**Work required**
Will you transcribe the entries that follow, exactly and in full?

+===+

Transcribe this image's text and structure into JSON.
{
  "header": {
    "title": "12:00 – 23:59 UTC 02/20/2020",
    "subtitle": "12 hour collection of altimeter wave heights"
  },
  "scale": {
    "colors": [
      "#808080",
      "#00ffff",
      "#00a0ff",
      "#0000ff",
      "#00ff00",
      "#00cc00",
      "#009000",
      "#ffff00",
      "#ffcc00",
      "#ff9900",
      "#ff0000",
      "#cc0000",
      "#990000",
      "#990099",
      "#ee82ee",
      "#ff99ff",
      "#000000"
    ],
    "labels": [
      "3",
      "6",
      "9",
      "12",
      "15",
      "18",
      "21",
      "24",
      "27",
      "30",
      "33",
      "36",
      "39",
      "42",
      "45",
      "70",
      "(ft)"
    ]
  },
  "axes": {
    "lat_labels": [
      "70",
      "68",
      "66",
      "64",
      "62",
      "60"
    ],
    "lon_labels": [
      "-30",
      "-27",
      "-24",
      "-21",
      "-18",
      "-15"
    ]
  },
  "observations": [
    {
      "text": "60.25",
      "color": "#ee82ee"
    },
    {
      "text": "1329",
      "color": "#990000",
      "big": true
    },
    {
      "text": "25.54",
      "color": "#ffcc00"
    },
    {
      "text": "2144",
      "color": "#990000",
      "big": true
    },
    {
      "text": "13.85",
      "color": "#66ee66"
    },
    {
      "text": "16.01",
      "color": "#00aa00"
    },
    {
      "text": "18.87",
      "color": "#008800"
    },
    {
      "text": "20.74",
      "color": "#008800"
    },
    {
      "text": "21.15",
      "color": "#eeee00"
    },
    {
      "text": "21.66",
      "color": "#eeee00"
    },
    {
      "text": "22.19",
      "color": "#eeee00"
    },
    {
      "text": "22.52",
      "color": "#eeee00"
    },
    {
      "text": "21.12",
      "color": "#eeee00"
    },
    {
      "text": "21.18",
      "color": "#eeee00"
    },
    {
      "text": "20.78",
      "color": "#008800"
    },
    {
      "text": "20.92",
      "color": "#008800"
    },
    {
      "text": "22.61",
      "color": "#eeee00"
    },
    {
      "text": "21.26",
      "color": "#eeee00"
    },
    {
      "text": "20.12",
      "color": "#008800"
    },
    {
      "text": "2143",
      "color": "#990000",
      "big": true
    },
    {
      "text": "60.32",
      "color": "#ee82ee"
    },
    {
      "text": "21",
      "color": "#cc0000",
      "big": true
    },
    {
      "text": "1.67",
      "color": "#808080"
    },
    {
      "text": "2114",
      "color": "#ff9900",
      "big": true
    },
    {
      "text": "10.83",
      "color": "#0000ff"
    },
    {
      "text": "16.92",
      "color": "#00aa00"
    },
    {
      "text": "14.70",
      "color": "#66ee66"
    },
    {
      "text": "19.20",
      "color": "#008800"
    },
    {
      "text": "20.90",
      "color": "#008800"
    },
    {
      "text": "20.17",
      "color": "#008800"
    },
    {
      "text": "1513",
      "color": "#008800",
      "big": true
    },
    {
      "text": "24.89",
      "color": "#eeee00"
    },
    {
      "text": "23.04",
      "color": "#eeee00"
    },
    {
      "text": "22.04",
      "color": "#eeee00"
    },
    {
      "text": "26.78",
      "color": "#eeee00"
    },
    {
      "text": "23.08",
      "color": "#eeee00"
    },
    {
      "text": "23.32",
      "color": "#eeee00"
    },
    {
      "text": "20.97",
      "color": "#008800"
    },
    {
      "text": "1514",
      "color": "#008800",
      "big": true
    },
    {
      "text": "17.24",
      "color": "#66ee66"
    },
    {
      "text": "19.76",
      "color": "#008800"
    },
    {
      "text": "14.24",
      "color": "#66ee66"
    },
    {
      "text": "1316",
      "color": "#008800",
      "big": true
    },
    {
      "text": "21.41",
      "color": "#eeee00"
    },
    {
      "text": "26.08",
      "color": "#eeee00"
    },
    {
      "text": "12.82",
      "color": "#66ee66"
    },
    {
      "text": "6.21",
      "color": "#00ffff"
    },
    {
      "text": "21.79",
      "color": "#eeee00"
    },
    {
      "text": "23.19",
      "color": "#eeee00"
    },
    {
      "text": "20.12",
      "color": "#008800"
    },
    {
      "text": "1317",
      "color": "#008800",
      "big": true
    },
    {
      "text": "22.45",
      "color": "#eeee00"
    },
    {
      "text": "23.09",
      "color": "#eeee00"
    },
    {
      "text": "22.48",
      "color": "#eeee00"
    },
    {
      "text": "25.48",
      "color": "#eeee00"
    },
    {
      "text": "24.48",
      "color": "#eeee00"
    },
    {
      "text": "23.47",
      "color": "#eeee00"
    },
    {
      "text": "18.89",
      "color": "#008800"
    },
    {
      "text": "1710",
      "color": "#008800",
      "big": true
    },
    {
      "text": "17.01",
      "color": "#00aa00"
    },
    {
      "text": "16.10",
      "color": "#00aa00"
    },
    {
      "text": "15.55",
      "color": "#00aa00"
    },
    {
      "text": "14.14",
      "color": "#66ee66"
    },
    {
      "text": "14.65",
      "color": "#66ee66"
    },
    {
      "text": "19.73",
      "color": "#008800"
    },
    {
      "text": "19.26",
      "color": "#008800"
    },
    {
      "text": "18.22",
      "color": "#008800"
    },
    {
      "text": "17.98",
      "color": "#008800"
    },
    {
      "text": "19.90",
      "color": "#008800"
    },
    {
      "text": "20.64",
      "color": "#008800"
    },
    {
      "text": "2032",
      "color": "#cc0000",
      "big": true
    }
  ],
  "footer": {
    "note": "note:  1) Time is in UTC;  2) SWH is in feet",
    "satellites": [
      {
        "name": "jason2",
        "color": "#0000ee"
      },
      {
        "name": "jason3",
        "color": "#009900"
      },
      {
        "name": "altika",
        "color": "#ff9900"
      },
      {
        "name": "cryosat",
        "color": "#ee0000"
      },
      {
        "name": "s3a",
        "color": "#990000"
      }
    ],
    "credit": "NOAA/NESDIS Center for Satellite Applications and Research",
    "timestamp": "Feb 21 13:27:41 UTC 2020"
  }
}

+===+

**Solution for this exercise**
Transcribe this image's text and structure into JSON.
{
  "header": {
    "title": "12:00 – 23:59 UTC 02/20/2020",
    "subtitle": "12 hour collection of altimeter wave heights"
  },
  "scale": {
    "colors": [
      "#808080",
      "#00ffff",
      "#00a0ff",
      "#0000ff",
      "#00ff00",
      "#00cc00",
      "#009000",
      "#ffff00",
      "#ffcc00",
      "#ff9900",
      "#ff0000",
      "#cc0000",
      "#990000",
      "#990099",
      "#ee82ee",
      "#ff99ff",
      "#000000"
    ],
    "labels": [
      "3",
      "6",
      "9",
      "12",
      "15",
      "18",
      "21",
      "24",
      "27",
      "30",
      "33",
      "36",
      "39",
      "42",
      "45",
      "70",
      "(ft)"
    ]
  },
  "axes": {
    "lat_labels": [
      "70",
      "68",
      "66",
      "64",
      "62",
      "60"
    ],
    "lon_labels": [
      "-30",
      "-27",
      "-24",
      "-21",
      "-18",
      "-15"
    ]
  },
  "observations": [
    {
      "text": "60.25",
      "color": "#ee82ee"
    },
    {
      "text": "1329",
      "color": "#990000",
      "big": true
    },
    {
      "text": "25.54",
      "color": "#ffcc00"
    },
    {
      "text": "2144",
      "color": "#990000",
      "big": true
    },
    {
      "text": "13.85",
      "color": "#66ee66"
    },
    {
      "text": "16.01",
      "color": "#00aa00"
    },
    {
      "text": "18.87",
      "color": "#008800"
    },
    {
      "text": "20.74",
      "color": "#008800"
    },
    {
      "text": "21.15",
      "color": "#eeee00"
    },
    {
      "text": "21.66",
      "color": "#eeee00"
    },
    {
      "text": "22.19",
      "color": "#eeee00"
    },
    {
      "text": "22.52",
      "color": "#eeee00"
    },
    {
      "text": "21.12",
      "color": "#eeee00"
    },
    {
      "text": "21.18",
      "color": "#eeee00"
    },
    {
      "text": "20.78",
      "color": "#008800"
    },
    {
      "text": "20.92",
      "color": "#008800"
    },
    {
      "text": "22.61",
      "color": "#eeee00"
    },
    {
      "text": "21.26",
      "color": "#eeee00"
    },
    {
      "text": "20.12",
      "color": "#008800"
    },
    {
      "text": "2143",
      "color": "#990000",
      "big": true
    },
    {
      "text": "60.32",
      "color": "#ee82ee"
    },
    {
      "text": "21",
      "color": "#cc0000",
      "big": true
    },
    {
      "text": "1.67",
      "color": "#808080"
    },
    {
      "text": "2114",
      "color": "#ff9900",
      "big": true
    },
    {
      "text": "10.83",
      "color": "#0000ff"
    },
    {
      "text": "16.92",
      "color": "#00aa00"
    },
    {
      "text": "14.70",
      "color": "#66ee66"
    },
    {
      "text": "19.20",
      "color": "#008800"
    },
    {
      "text": "20.90",
      "color": "#008800"
    },
    {
      "text": "20.17",
      "color": "#008800"
    },
    {
      "text": "1513",
      "color": "#008800",
      "big": true
    },
    {
      "text": "24.89",
      "color": "#eeee00"
    },
    {
      "text": "23.04",
      "color": "#eeee00"
    },
    {
      "text": "22.04",
      "color": "#eeee00"
    },
    {
      "text": "26.78",
      "color": "#eeee00"
    },
    {
      "text": "23.08",
      "color": "#eeee00"
    },
    {
      "text": "23.32",
      "color": "#eeee00"
    },
    {
      "text": "20.97",
      "color": "#008800"
    },
    {
      "text": "1514",
      "color": "#008800",
      "big": true
    },
    {
      "text": "17.24",
      "color": "#66ee66"
    },
    {
      "text": "19.76",
      "color": "#008800"
    },
    {
      "text": "14.24",
      "color": "#66ee66"
    },
    {
      "text": "1316",
      "color": "#008800",
      "big": true
    },
    {
      "text": "21.41",
      "color": "#eeee00"
    },
    {
      "text": "26.08",
      "color": "#eeee00"
    },
    {
      "text": "12.82",
      "color": "#66ee66"
    },
    {
      "text": "6.21",
      "color": "#00ffff"
    },
    {
      "text": "21.79",
      "color": "#eeee00"
    },
    {
      "text": "23.19",
      "color": "#eeee00"
    },
    {
      "text": "20.12",
      "color": "#008800"
    },
    {
      "text": "1317",
      "color": "#008800",
      "big": true
    },
    {
      "text": "22.45",
      "color": "#eeee00"
    },
    {
      "text": "23.09",
      "color": "#eeee00"
    },
    {
      "text": "22.48",
      "color": "#eeee00"
    },
    {
      "text": "25.48",
      "color": "#eeee00"
    },
    {
      "text": "24.48",
      "color": "#eeee00"
    },
    {
      "text": "23.47",
      "color": "#eeee00"
    },
    {
      "text": "18.89",
      "color": "#008800"
    },
    {
      "text": "1710",
      "color": "#008800",
      "big": true
    },
    {
      "text": "17.01",
      "color": "#00aa00"
    },
    {
      "text": "16.10",
      "color": "#00aa00"
    },
    {
      "text": "15.55",
      "color": "#00aa00"
    },
    {
      "text": "14.14",
      "color": "#66ee66"
    },
    {
      "text": "14.65",
      "color": "#66ee66"
    },
    {
      "text": "19.73",
      "color": "#008800"
    },
    {
      "text": "19.26",
      "color": "#008800"
    },
    {
      "text": "18.22",
      "color": "#008800"
    },
    {
      "text": "17.98",
      "color": "#008800"
    },
    {
      "text": "19.90",
      "color": "#008800"
    },
    {
      "text": "20.64",
      "color": "#008800"
    },
    {
      "text": "2032",
      "color": "#cc0000",
      "big": true
    }
  ],
  "footer": {
    "note": "note:  1) Time is in UTC;  2) SWH is in feet",
    "satellites": [
      {
        "name": "jason2",
        "color": "#0000ee"
      },
      {
        "name": "jason3",
        "color": "#009900"
      },
      {
        "name": "altika",
        "color": "#ff9900"
      },
      {
        "name": "cryosat",
        "color": "#ee0000"
      },
      {
        "name": "s3a",
        "color": "#990000"
      }
    ],
    "credit": "NOAA/NESDIS Center for Satellite Applications and Research",
    "timestamp": "Feb 21 13:27:41 UTC 2020"
  }
}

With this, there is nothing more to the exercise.